### Exercise
All material below is to be reproduced exactly.
━━━ Provided records
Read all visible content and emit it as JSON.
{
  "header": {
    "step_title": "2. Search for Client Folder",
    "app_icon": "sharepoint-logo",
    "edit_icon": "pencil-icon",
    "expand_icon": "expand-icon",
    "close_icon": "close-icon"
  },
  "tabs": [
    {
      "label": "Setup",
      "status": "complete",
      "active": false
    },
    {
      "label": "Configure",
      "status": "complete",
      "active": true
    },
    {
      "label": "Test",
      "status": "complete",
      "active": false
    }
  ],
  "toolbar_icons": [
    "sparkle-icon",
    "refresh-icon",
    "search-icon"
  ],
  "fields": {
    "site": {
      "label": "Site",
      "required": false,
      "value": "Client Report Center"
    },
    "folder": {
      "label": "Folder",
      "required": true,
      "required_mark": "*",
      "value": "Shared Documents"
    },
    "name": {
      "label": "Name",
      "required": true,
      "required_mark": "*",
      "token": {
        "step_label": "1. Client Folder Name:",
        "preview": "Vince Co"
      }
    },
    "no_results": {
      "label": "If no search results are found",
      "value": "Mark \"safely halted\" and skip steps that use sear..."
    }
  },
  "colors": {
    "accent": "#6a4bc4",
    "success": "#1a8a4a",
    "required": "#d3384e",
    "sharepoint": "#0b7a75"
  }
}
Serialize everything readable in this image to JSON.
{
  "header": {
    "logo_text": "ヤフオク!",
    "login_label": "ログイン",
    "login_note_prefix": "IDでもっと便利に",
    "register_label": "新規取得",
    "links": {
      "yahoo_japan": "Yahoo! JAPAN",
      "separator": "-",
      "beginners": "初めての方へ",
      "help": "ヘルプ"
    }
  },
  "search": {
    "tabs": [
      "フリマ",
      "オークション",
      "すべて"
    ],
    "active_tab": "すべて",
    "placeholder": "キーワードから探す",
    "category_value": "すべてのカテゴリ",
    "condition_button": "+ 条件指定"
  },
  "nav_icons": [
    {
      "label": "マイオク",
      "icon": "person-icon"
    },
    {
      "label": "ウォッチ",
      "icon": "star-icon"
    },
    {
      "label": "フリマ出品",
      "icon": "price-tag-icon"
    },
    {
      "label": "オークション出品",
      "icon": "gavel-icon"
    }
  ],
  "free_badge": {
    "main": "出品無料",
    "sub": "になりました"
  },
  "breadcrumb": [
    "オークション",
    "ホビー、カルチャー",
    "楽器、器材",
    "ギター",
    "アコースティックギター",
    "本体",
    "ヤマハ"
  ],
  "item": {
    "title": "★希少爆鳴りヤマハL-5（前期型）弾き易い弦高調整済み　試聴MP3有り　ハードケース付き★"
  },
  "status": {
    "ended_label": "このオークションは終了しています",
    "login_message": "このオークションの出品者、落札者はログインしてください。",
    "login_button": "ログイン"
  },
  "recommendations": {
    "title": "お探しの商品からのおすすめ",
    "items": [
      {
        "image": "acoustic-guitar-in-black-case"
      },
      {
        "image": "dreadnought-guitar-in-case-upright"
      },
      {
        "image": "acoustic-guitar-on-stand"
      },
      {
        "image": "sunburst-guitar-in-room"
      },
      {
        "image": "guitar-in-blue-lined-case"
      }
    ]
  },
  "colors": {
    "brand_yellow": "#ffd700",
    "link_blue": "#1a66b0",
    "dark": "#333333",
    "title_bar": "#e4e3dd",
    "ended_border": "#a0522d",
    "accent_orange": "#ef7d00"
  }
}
━━━━━━
### Exercise answer
Read all visible content and emit it as JSON.
{
  "header": {
    "step_title": "2. Search for Client Folder",
    "app_icon": "sharepoint-logo",
    "edit_icon": "pencil-icon",
    "expand_icon": "expand-icon",
    "close_icon": "close-icon"
  },
  "tabs": [
    {
      "label": "Setup",
      "status": "complete",
      "active": false
    },
    {
      "label": "Configure",
      "status": "complete",
      "active": true
    },
    {
      "label": "Test",
      "status": "complete",
      "active": false
    }
  ],
  "toolbar_icons": [
    "sparkle-icon",
    "refresh-icon",
    "search-icon"
  ],
  "fields": {
    "site": {
      "label": "Site",
      "required": false,
      "value": "Client Report Center"
    },
    "folder": {
      "label": "Folder",
      "required": true,
      "required_mark": "*",
      "value": "Shared Documents"
    },
    "name": {
      "label": "Name",
      "required": true,
      "required_mark": "*",
      "token": {
        "step_label": "1. Client Folder Name:",
        "preview": "Vince Co"
      }
    },
    "no_results": {
      "label": "If no search results are found",
      "value": "Mark \"safely halted\" and skip steps that use sear..."
    }
  },
  "colors": {
    "accent": "#6a4bc4",
    "success": "#1a8a4a",
    "required": "#d3384e",
    "sharepoint": "#0b7a75"
  }
}
Serialize everything readable in this image to JSON.
{
  "header": {
    "logo_text": "ヤフオク!",
    "login_label": "ログイン",
    "login_note_prefix": "IDでもっと便利に",
    "register_label": "新規取得",
    "links": {
      "yahoo_japan": "Yahoo! JAPAN",
      "separator": "-",
      "beginners": "初めての方へ",
      "help": "ヘルプ"
    }
  },
  "search": {
    "tabs": [
      "フリマ",
      "オークション",
      "すべて"
    ],
    "active_tab": "すべて",
    "placeholder": "キーワードから探す",
    "category_value": "すべてのカテゴリ",
    "condition_button": "+ 条件指定"
  },
  "nav_icons": [
    {
      "label": "マイオク",
      "icon": "person-icon"
    },
    {
      "label": "ウォッチ",
      "icon": "star-icon"
    },
    {
      "label": "フリマ出品",
      "icon": "price-tag-icon"
    },
    {
      "label": "オークション出品",
      "icon": "gavel-icon"
    }
  ],
  "free_badge": {
    "main": "出品無料",
    "sub": "になりました"
  },
  "breadcrumb": [
    "オークション",
    "ホビー、カルチャー",
    "楽器、器材",
    "ギター",
    "アコースティックギター",
    "本体",
    "ヤマハ"
  ],
  "item": {
    "title": "★希少爆鳴りヤマハL-5（前期型）弾き易い弦高調整済み　試聴MP3有り　ハードケース付き★"
  },
  "status": {
    "ended_label": "このオークションは終了しています",
    "login_message": "このオークションの出品者、落札者はログインしてください。",
    "login_button": "ログイン"
  },
  "recommendations": {
    "title": "お探しの商品からのおすすめ",
    "items": [
      {
        "image": "acoustic-guitar-in-black-case"
      },
      {
        "image": "dreadnought-guitar-in-case-upright"
      },
      {
        "image": "acoustic-guitar-on-stand"
      },
      {
        "image": "sunburst-guitar-in-room"
      },
      {
        "image": "guitar-in-blue-lined-case"
      }
    ]
  },
  "colors": {
    "brand_yellow": "#ffd700",
    "link_blue": "#1a66b0",
    "dark": "#333333",
    "title_bar": "#e4e3dd",
    "ended_border": "#a0522d",
    "accent_orange": "#ef7d00"
  }
}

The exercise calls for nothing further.